▸ **THE TASK**:
Take the material and output all of it exactly.

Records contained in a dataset

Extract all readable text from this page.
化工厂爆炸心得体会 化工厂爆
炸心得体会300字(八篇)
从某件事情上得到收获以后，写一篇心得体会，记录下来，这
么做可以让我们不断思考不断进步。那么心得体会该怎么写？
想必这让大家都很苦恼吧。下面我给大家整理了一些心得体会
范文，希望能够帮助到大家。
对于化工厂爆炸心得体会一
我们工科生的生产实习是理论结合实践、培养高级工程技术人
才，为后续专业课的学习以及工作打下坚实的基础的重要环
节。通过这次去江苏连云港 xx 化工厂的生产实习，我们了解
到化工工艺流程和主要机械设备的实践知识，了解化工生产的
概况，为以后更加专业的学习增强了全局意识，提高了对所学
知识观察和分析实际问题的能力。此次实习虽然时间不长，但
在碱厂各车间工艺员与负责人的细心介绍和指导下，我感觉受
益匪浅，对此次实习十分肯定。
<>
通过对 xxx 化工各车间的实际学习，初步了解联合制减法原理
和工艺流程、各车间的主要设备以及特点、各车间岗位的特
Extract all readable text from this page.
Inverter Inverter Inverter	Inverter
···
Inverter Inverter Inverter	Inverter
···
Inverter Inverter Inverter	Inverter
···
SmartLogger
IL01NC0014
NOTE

▸ **TASK RESPONSE**:
Extract all readable text from this page.
化工厂爆炸心得体会 化工厂爆
炸心得体会300字(八篇)
从某件事情上得到收获以后，写一篇心得体会，记录下来，这
么做可以让我们不断思考不断进步。那么心得体会该怎么写？
想必这让大家都很苦恼吧。下面我给大家整理了一些心得体会
范文，希望能够帮助到大家。
对于化工厂爆炸心得体会一
我们工科生的生产实习是理论结合实践、培养高级工程技术人
才，为后续专业课的学习以及工作打下坚实的基础的重要环
节。通过这次去江苏连云港 xx 化工厂的生产实习，我们了解
到化工工艺流程和主要机械设备的实践知识，了解化工生产的
概况，为以后更加专业的学习增强了全局意识，提高了对所学
知识观察和分析实际问题的能力。此次实习虽然时间不长，但
在碱厂各车间工艺员与负责人的细心介绍和指导下，我感觉受
益匪浅，对此次实习十分肯定。
<>
通过对 xxx 化工各车间的实际学习，初步了解联合制减法原理
和工艺流程、各车间的主要设备以及特点、各车间岗位的特
Extract all readable text from this page.
Inverter Inverter Inverter	Inverter
···
Inverter Inverter Inverter	Inverter
···
Inverter Inverter Inverter	Inverter
···
SmartLogger
IL01NC0014
NOTE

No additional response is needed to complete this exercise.